• Written task
Make an exact copy of the lines, leaving the pictures out.
'''
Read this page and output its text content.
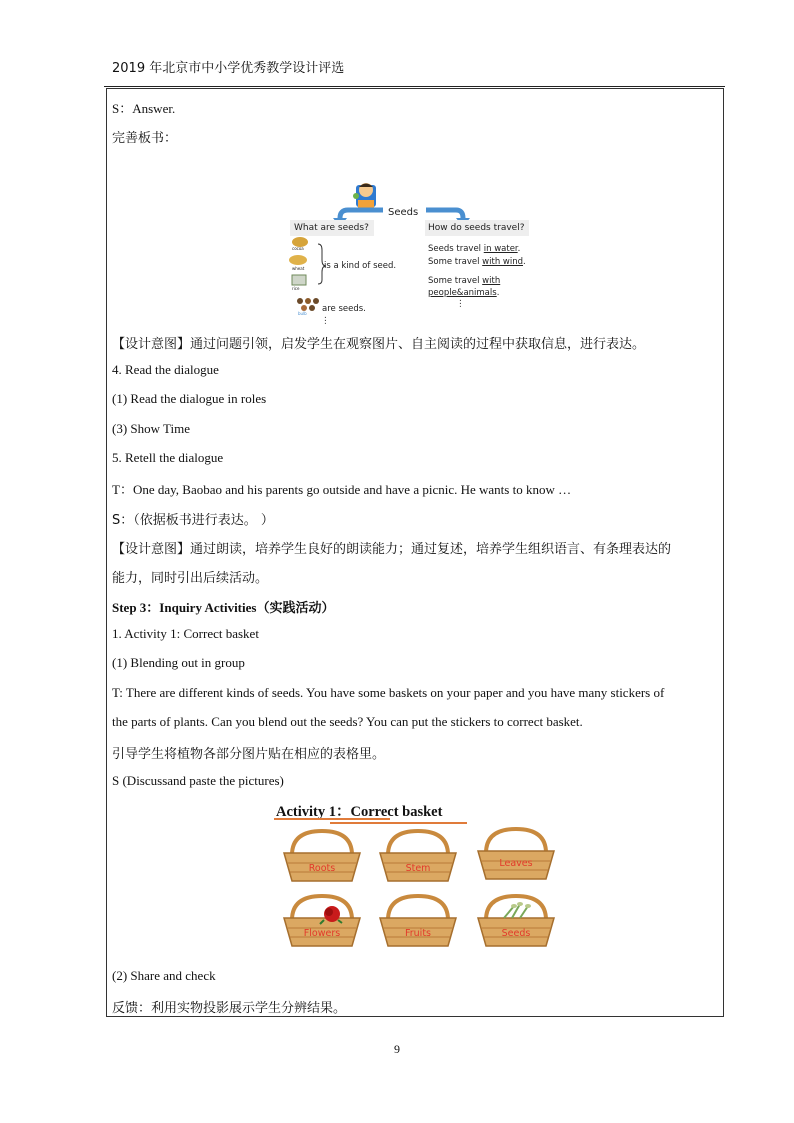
2019 年北京市中小学优秀教学设计评选
S：Answer.
完善板书：
Seeds
What are seeds?	How do seeds travel?
cocoa
wheat
rice
bulb
is a kind of seed.
are seeds.
⋮
Seeds travel in water.
Some travel with wind.
Some travel with
people&animals.
⋮
【设计意图】通过问题引领，启发学生在观察图片、自主阅读的过程中获取信息，进行表达。
4. Read the dialogue
(1) Read the dialogue in roles
(3) Show Time
5. Retell the dialogue
T：One day, Baobao and his parents go outside and have a picnic. He wants to know …
S：（依据板书进行表达。 ）
【设计意图】通过朗读，培养学生良好的朗读能力；通过复述，培养学生组织语言、有条理表达的
能力，同时引出后续活动。
Step 3：Inquiry Activities（实践活动）
1. Activity 1: Correct basket
(1) Blending out in group
T: There are different kinds of seeds. You have some baskets on your paper and you have many stickers of
the parts of plants. Can you blend out the seeds? You can put the stickers to correct basket.
引导学生将植物各部分图片贴在相应的表格里。
S (Discussand paste the pictures)
Activity 1：Correct basket
Roots	Stem	Leaves
Flowers	Fruits	Seeds
(2) Share and check
反馈：利用实物投影展示学生分辨结果。
9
'''
• Correct result
Read this page and output its text content.
2019 年北京市中小学优秀教学设计评选
S：Answer.
完善板书：
Seeds
What are seeds?	How do seeds travel?
cocoa
wheat
rice
bulb
is a kind of seed.
are seeds.
⋮
Seeds travel in water.
Some travel with wind.
Some travel with
people&animals.
⋮
【设计意图】通过问题引领，启发学生在观察图片、自主阅读的过程中获取信息，进行表达。
4. Read the dialogue
(1) Read the dialogue in roles
(3) Show Time
5. Retell the dialogue
T：One day, Baobao and his parents go outside and have a picnic. He wants to know …
S：（依据板书进行表达。 ）
【设计意图】通过朗读，培养学生良好的朗读能力；通过复述，培养学生组织语言、有条理表达的
能力，同时引出后续活动。
Step 3：Inquiry Activities（实践活动）
1. Activity 1: Correct basket
(1) Blending out in group
T: There are different kinds of seeds. You have some baskets on your paper and you have many stickers of
the parts of plants. Can you blend out the seeds? You can put the stickers to correct basket.
引导学生将植物各部分图片贴在相应的表格里。
S (Discussand paste the pictures)
Activity 1：Correct basket
Roots	Stem	Leaves
Flowers	Fruits	Seeds
(2) Share and check
反馈：利用实物投影展示学生分辨结果。
9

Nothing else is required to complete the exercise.